▶ Data for this task
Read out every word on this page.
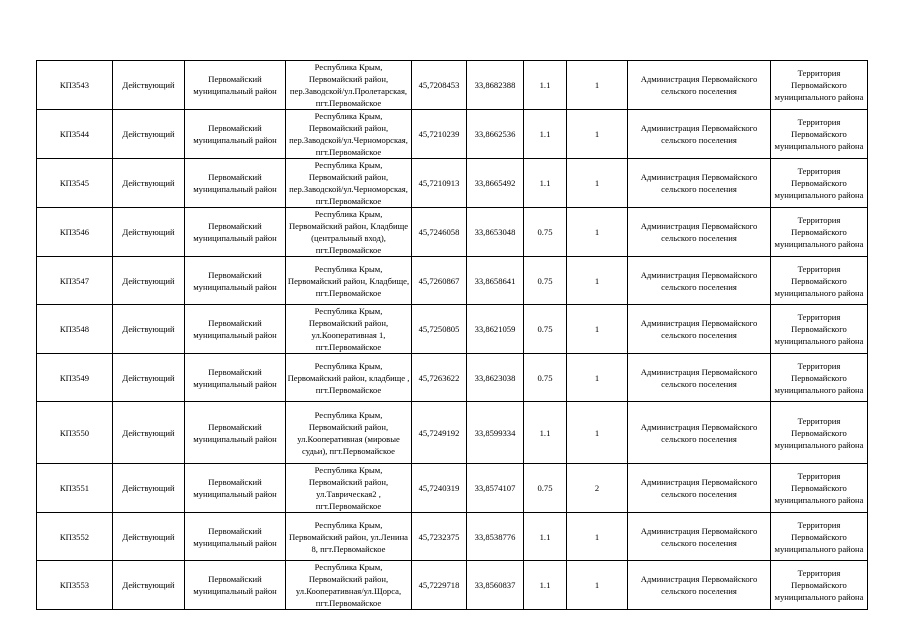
КП3543	Действующий	Первомайский муниципальный район	Республика Крым, Первомайский район, пер.Заводской/ул.Пролетарская, пгт.Первомайское	45,7208453	33,8682388	1.1	1	Администрация Первомайского сельского поселения	Территория Первомайского муниципального района
КП3544	Действующий	Первомайский муниципальный район	Республика Крым, Первомайский район, пер.Заводской/ул.Черноморская, пгт.Первомайское	45,7210239	33,8662536	1.1	1	Администрация Первомайского сельского поселения	Территория Первомайского муниципального района
КП3545	Действующий	Первомайский муниципальный район	Республика Крым, Первомайский район, пер.Заводской/ул.Черноморская, пгт.Первомайское	45,7210913	33,8665492	1.1	1	Администрация Первомайского сельского поселения	Территория Первомайского муниципального района
КП3546	Действующий	Первомайский муниципальный район	Республика Крым, Первомайский район, Кладбище (центральный вход), пгт.Первомайское	45,7246058	33,8653048	0.75	1	Администрация Первомайского сельского поселения	Территория Первомайского муниципального района
КП3547	Действующий	Первомайский муниципальный район	Республика Крым, Первомайский район, Кладбище, пгт.Первомайское	45,7260867	33,8658641	0.75	1	Администрация Первомайского сельского поселения	Территория Первомайского муниципального района
КП3548	Действующий	Первомайский муниципальный район	Республика Крым, Первомайский район, ул.Кооперативная 1, пгт.Первомайское	45,7250805	33,8621059	0.75	1	Администрация Первомайского сельского поселения	Территория Первомайского муниципального района
КП3549	Действующий	Первомайский муниципальный район	Республика Крым, Первомайский район, кладбище , пгт.Первомайское	45,7263622	33,8623038	0.75	1	Администрация Первомайского сельского поселения	Территория Первомайского муниципального района
КП3550	Действующий	Первомайский муниципальный район	Республика Крым, Первомайский район, ул.Кооперативная (мировые судьи), пгт.Первомайское	45,7249192	33,8599334	1.1	1	Администрация Первомайского сельского поселения	Территория Первомайского муниципального района
КП3551	Действующий	Первомайский муниципальный район	Республика Крым, Первомайский район, ул.Таврическая2 , пгт.Первомайское	45,7240319	33,8574107	0.75	2	Администрация Первомайского сельского поселения	Территория Первомайского муниципального района
КП3552	Действующий	Первомайский муниципальный район	Республика Крым, Первомайский район, ул.Ленина 8, пгт.Первомайское	45,7232375	33,8538776	1.1	1	Администрация Первомайского сельского поселения	Территория Первомайского муниципального района
КП3553	Действующий	Первомайский муниципальный район	Республика Крым, Первомайский район, ул.Кооперативная/ул.Щорса, пгт.Первомайское	45,7229718	33,8560837	1.1	1	Администрация Первомайского сельского поселения	Территория Первомайского муниципального района
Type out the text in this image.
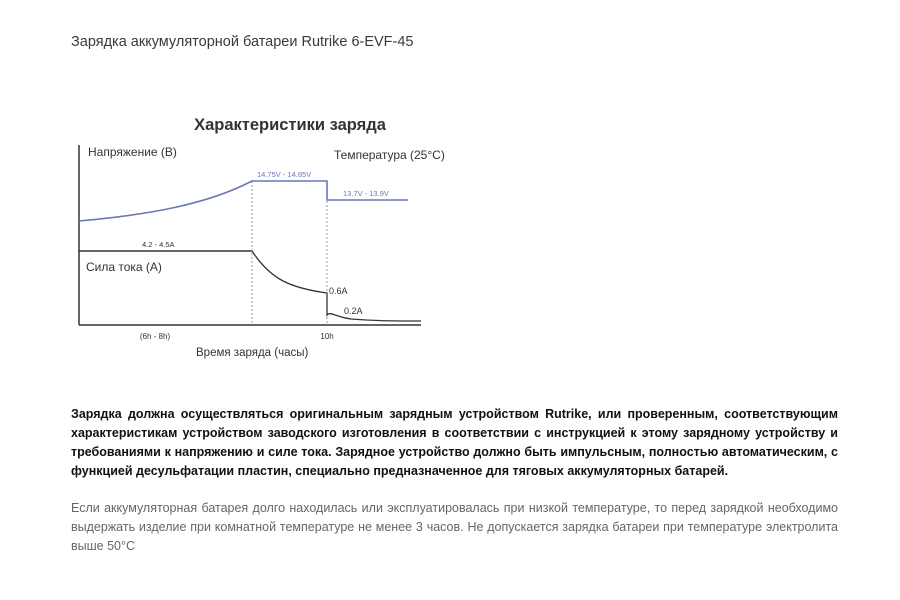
Зарядка аккумуляторной батареи Rutrike 6-EVF-45
Характеристики заряда
Напряжение (В)	Температура (25°C)
14.75V - 14.85V
13.7V - 13.9V
4.2 - 4.5A
Сила тока (A)
0.6A
0.2A
(6h - 8h)	10h
Время заряда (часы)

Зарядка должна осуществляться оригинальным зарядным устройством Rutrike, или проверенным, соответствующим характеристикам устройством заводского изготовления в соответствии с инструкцией к этому зарядному устройству и требованиями к напряжению и силе тока. Зарядное устройство должно быть импульсным, полностью автоматическим, с функцией десульфатации пластин, специально предназначенное для тяговых аккумуляторных батарей.

Если аккумуляторная батарея долго находилась или эксплуатировалась при низкой температуре, то перед зарядкой необходимо выдержать изделие при комнатной температуре не менее 3 часов. Не допускается зарядка батареи при температуре электролита выше 50°C
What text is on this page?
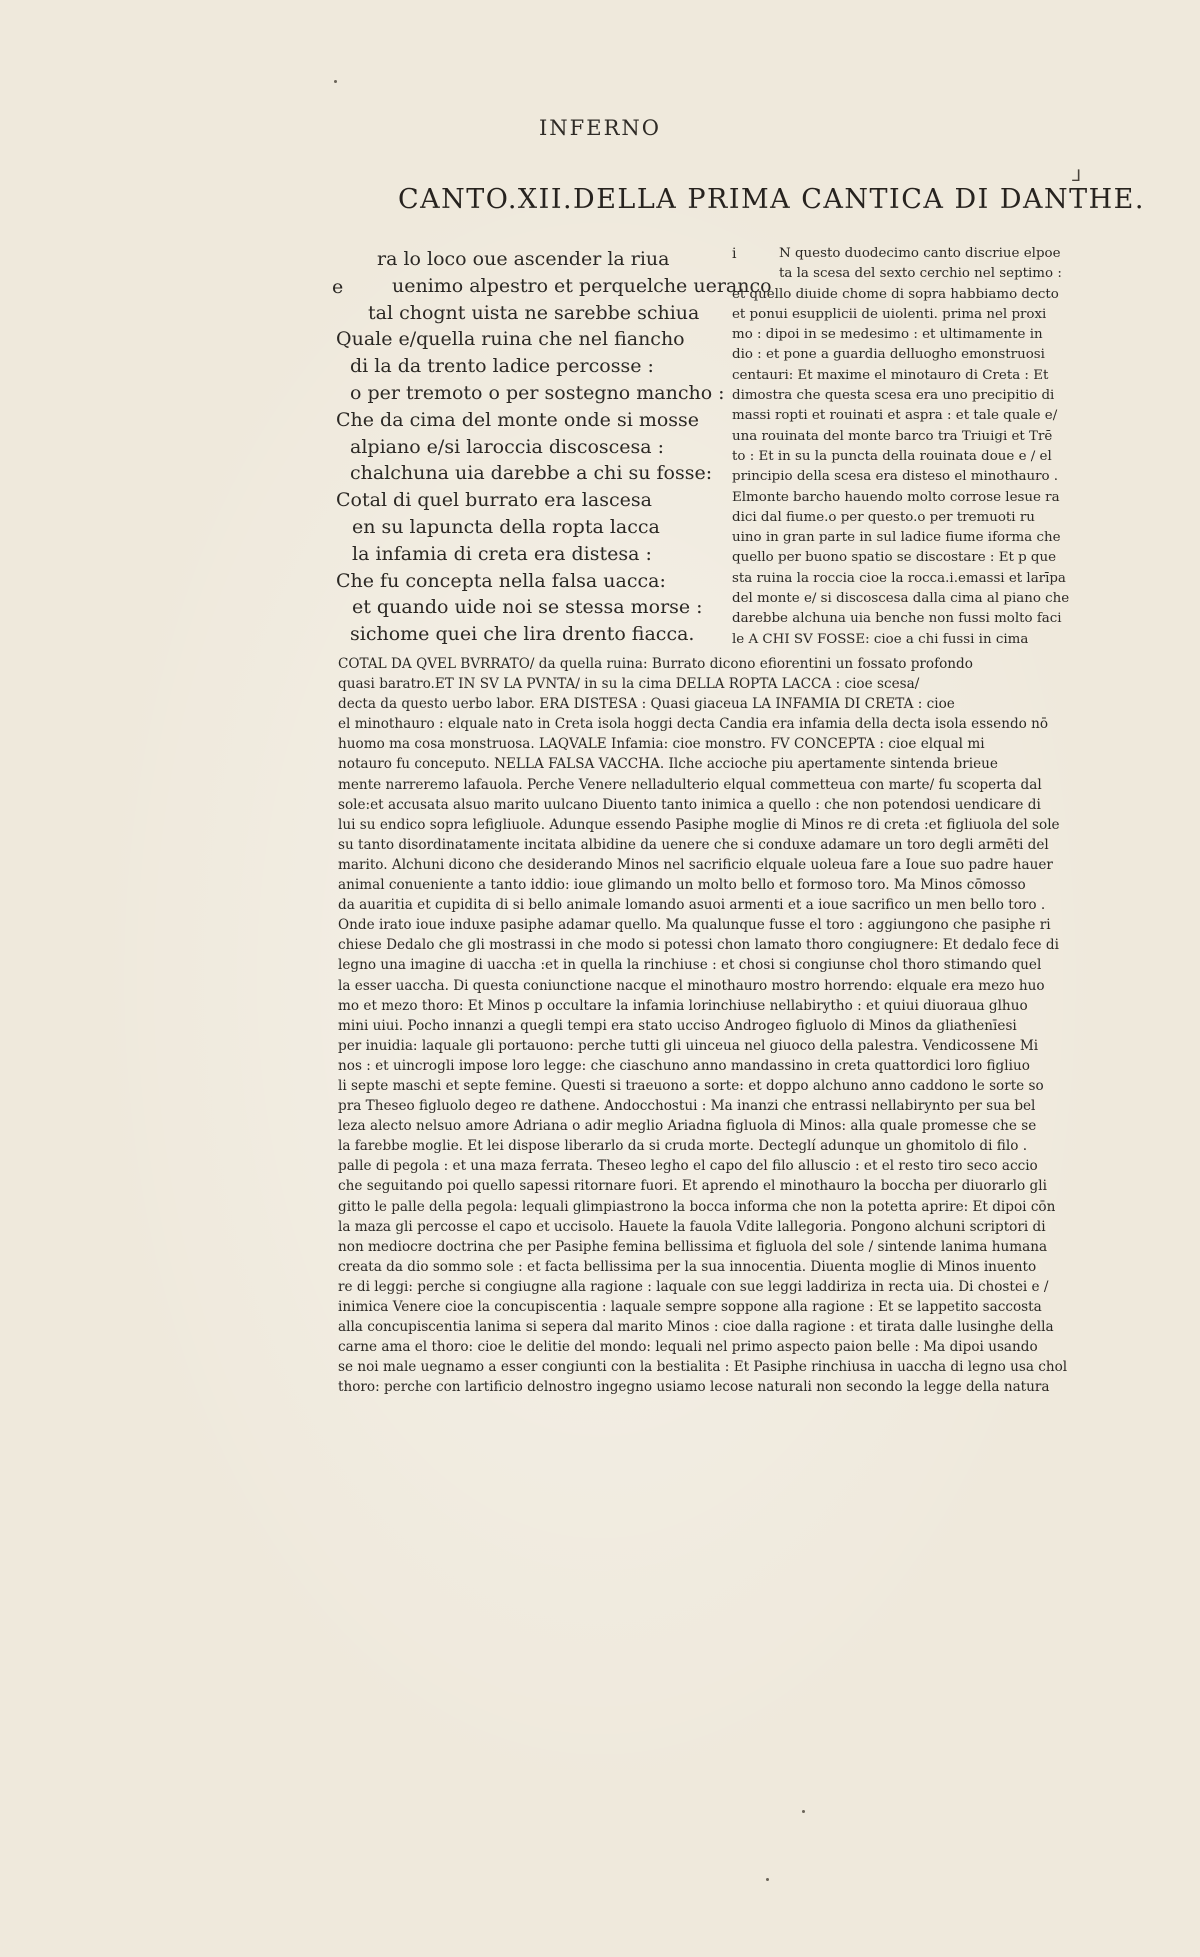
INFERNO
⅃
CANTO.XII.DELLA PRIMA CANTICA DI DANTHE.
e
ra lo loco oue ascender la riua
uenimo alpestro et perquelche ueranco
tal chognt uista ne sarebbe schiua
Quale e/quella ruina che nel fiancho
di la da trento ladice percosse :
o per tremoto o per sostegno mancho :
Che da cima del monte onde si mosse
alpiano e/si laroccia discoscesa :
chalchuna uia darebbe a chi su fosse:
Cotal di quel burrato era lascesa
en su lapuncta della ropta lacca
la infamia di creta era distesa :
Che fu concepta nella falsa uacca:
et quando uide noi se stessa morse :
sichome quei che lira drento fiacca.
i	N questo duodecimo canto discriue elpoe
ta la scesa del sexto cerchio nel septimo :
et quello diuide chome di sopra habbiamo decto
et ponui esupplicii de uiolenti. prima nel proxi
mo : dipoi in se medesimo : et ultimamente in
dio : et pone a guardia delluogho emonstruosi
centauri: Et maxime el minotauro di Creta : Et
dimostra che questa scesa era uno precipitio di
massi ropti et rouinati et aspra : et tale quale e/
una rouinata del monte barco tra Triuigi et Trē
to : Et in su la puncta della rouinata doue e / el
principio della scesa era disteso el minothauro .
Elmonte barcho hauendo molto corrose lesue ra
dici dal fiume.o per questo.o per tremuoti ru
uino in gran parte in sul ladice fiume iforma che
quello per buono spatio se discostare : Et p que
sta ruina la roccia cioe la rocca.i.emassi et larīpa
del monte e/ si discoscesa dalla cima al piano che
darebbe alchuna uia benche non fussi molto faci
le A CHI SV FOSSE: cioe a chi fussi in cima
COTAL DA QVEL BVRRATO/ da quella ruina: Burrato dicono efiorentini un fossato profondo
quasi baratro.ET IN SV LA PVNTA/ in su la cima DELLA ROPTA LACCA : cioe scesa/
decta da questo uerbo labor. ERA DISTESA : Quasi giaceua LA INFAMIA DI CRETA : cioe
el minothauro : elquale nato in Creta isola hoggi decta Candia era infamia della decta isola essendo nō
huomo ma cosa monstruosa. LAQVALE Infamia: cioe monstro. FV CONCEPTA : cioe elqual mi
notauro fu conceputo. NELLA FALSA VACCHA. Ilche accioche piu apertamente sintenda brieue
mente narreremo lafauola. Perche Venere nelladulterio elqual commetteua con marte/ fu scoperta dal
sole:et accusata alsuo marito uulcano Diuento tanto inimica a quello : che non potendosi uendicare di
lui su endico sopra lefigliuole. Adunque essendo Pasiphe moglie di Minos re di creta :et figliuola del sole
su tanto disordinatamente incitata albidine da uenere che si conduxe adamare un toro degli armēti del
marito. Alchuni dicono che desiderando Minos nel sacrificio elquale uoleua fare a Ioue suo padre hauer
animal conueniente a tanto iddio: ioue glimando un molto bello et formoso toro. Ma Minos cōmosso
da auaritia et cupidita di si bello animale lomando asuoi armenti et a ioue sacrifico un men bello toro .
Onde irato ioue induxe pasiphe adamar quello. Ma qualunque fusse el toro : aggiungono che pasiphe ri
chiese Dedalo che gli mostrassi in che modo si potessi chon lamato thoro congiugnere: Et dedalo fece di
legno una imagine di uaccha :et in quella la rinchiuse : et chosi si congiunse chol thoro stimando quel
la esser uaccha. Di questa coniunctione nacque el minothauro mostro horrendo: elquale era mezo huo
mo et mezo thoro: Et Minos p occultare la infamia lorinchiuse nellabirytho : et quiui diuoraua glhuo
mini uiui. Pocho innanzi a quegli tempi era stato ucciso Androgeo figluolo di Minos da gliathenīesi
per inuidia: laquale gli portauono: perche tutti gli uinceua nel giuoco della palestra. Vendicossene Mi
nos : et uincrogli impose loro legge: che ciaschuno anno mandassino in creta quattordici loro figliuo
li septe maschi et septe femine. Questi si traeuono a sorte: et doppo alchuno anno caddono le sorte so
pra Theseo figluolo degeo re dathene. Andocchostui : Ma inanzi che entrassi nellabirynto per sua bel
leza alecto nelsuo amore Adriana o adir meglio Ariadna figluola di Minos: alla quale promesse che se
la farebbe moglie. Et lei dispose liberarlo da si cruda morte. Decteglí adunque un ghomitolo di filo .
palle di pegola : et una maza ferrata. Theseo legho el capo del filo alluscio : et el resto tiro seco accio
che seguitando poi quello sapessi ritornare fuori. Et aprendo el minothauro la boccha per diuorarlo gli
gitto le palle della pegola: lequali glimpiastrono la bocca informa che non la potetta aprire: Et dipoi cōn
la maza gli percosse el capo et uccisolo. Hauete la fauola Vdite lallegoria. Pongono alchuni scriptori di
non mediocre doctrina che per Pasiphe femina bellissima et figluola del sole / sintende lanima humana
creata da dio sommo sole : et facta bellissima per la sua innocentia. Diuenta moglie di Minos inuento
re di leggi: perche si congiugne alla ragione : laquale con sue leggi laddiriza in recta uia. Di chostei e /
inimica Venere cioe la concupiscentia : laquale sempre soppone alla ragione : Et se lappetito saccosta
alla concupiscentia lanima si sepera dal marito Minos : cioe dalla ragione : et tirata dalle lusinghe della
carne ama el thoro: cioe le delitie del mondo: lequali nel primo aspecto paion belle : Ma dipoi usando
se noi male uegnamo a esser congiunti con la bestialita : Et Pasiphe rinchiusa in uaccha di legno usa chol
thoro: perche con lartificio delnostro ingegno usiamo lecose naturali non secondo la legge della natura
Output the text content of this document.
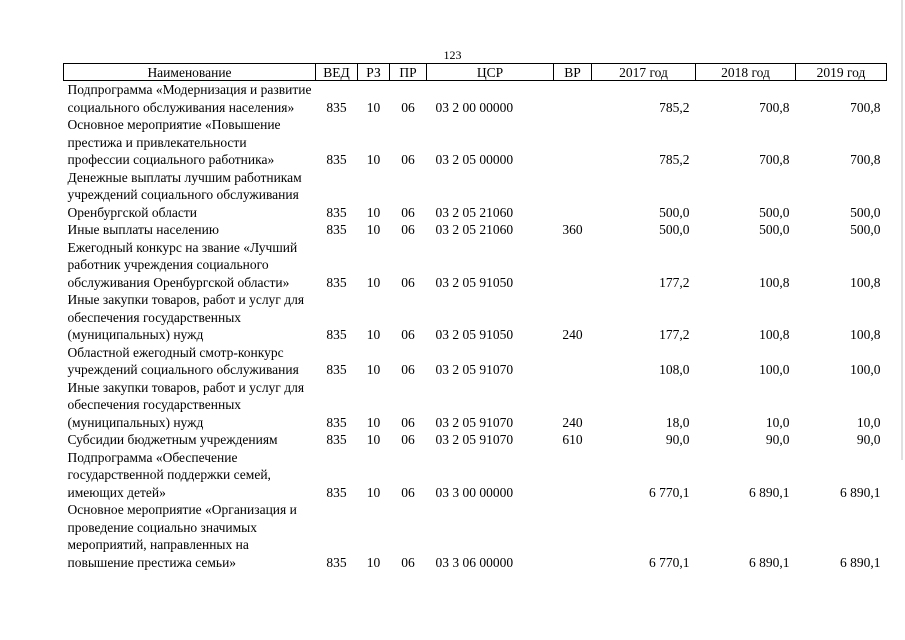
123
Наименование	ВЕД	РЗ	ПР	ЦСР	ВР	2017 год	2018 год	2019 год
Подпрограмма «Модернизация и развитие социального обслуживания населения»	835	10	06	03 2 00 00000		785,2	700,8	700,8
Основное мероприятие «Повышение престижа и привлекательности профессии социального работника»	835	10	06	03 2 05 00000		785,2	700,8	700,8
Денежные выплаты лучшим работникам учреждений социального обслуживания Оренбургской области	835	10	06	03 2 05 21060		500,0	500,0	500,0
Иные выплаты населению	835	10	06	03 2 05 21060	360	500,0	500,0	500,0
Ежегодный конкурс на звание «Лучший работник учреждения социального обслуживания Оренбургской области»	835	10	06	03 2 05 91050		177,2	100,8	100,8
Иные закупки товаров, работ и услуг для обеспечения государственных (муниципальных) нужд	835	10	06	03 2 05 91050	240	177,2	100,8	100,8
Областной ежегодный смотр-конкурс учреждений социального обслуживания	835	10	06	03 2 05 91070		108,0	100,0	100,0
Иные закупки товаров, работ и услуг для обеспечения государственных (муниципальных) нужд	835	10	06	03 2 05 91070	240	18,0	10,0	10,0
Субсидии бюджетным учреждениям	835	10	06	03 2 05 91070	610	90,0	90,0	90,0
Подпрограмма «Обеспечение государственной поддержки семей, имеющих детей»	835	10	06	03 3 00 00000		6 770,1	6 890,1	6 890,1
Основное мероприятие «Организация и проведение социально значимых мероприятий, направленных на повышение престижа семьи»	835	10	06	03 3 06 00000		6 770,1	6 890,1	6 890,1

▶ Stated task
With pictures left out, repeat exactly the lines from the line bearing "Output the text content of this document." through the final line of the records above.

▶ Response for this exercise
Output the text content of this document.
123
Наименование	ВЕД	РЗ	ПР	ЦСР	ВР	2017 год	2018 год	2019 год
Подпрограмма «Модернизация и развитие социального обслуживания населения»	835	10	06	03 2 00 00000		785,2	700,8	700,8
Основное мероприятие «Повышение престижа и привлекательности профессии социального работника»	835	10	06	03 2 05 00000		785,2	700,8	700,8
Денежные выплаты лучшим работникам учреждений социального обслуживания Оренбургской области	835	10	06	03 2 05 21060		500,0	500,0	500,0
Иные выплаты населению	835	10	06	03 2 05 21060	360	500,0	500,0	500,0
Ежегодный конкурс на звание «Лучший работник учреждения социального обслуживания Оренбургской области»	835	10	06	03 2 05 91050		177,2	100,8	100,8
Иные закупки товаров, работ и услуг для обеспечения государственных (муниципальных) нужд	835	10	06	03 2 05 91050	240	177,2	100,8	100,8
Областной ежегодный смотр-конкурс учреждений социального обслуживания	835	10	06	03 2 05 91070		108,0	100,0	100,0
Иные закупки товаров, работ и услуг для обеспечения государственных (муниципальных) нужд	835	10	06	03 2 05 91070	240	18,0	10,0	10,0
Субсидии бюджетным учреждениям	835	10	06	03 2 05 91070	610	90,0	90,0	90,0
Подпрограмма «Обеспечение государственной поддержки семей, имеющих детей»	835	10	06	03 3 00 00000		6 770,1	6 890,1	6 890,1
Основное мероприятие «Организация и проведение социально значимых мероприятий, направленных на повышение престижа семьи»	835	10	06	03 3 06 00000		6 770,1	6 890,1	6 890,1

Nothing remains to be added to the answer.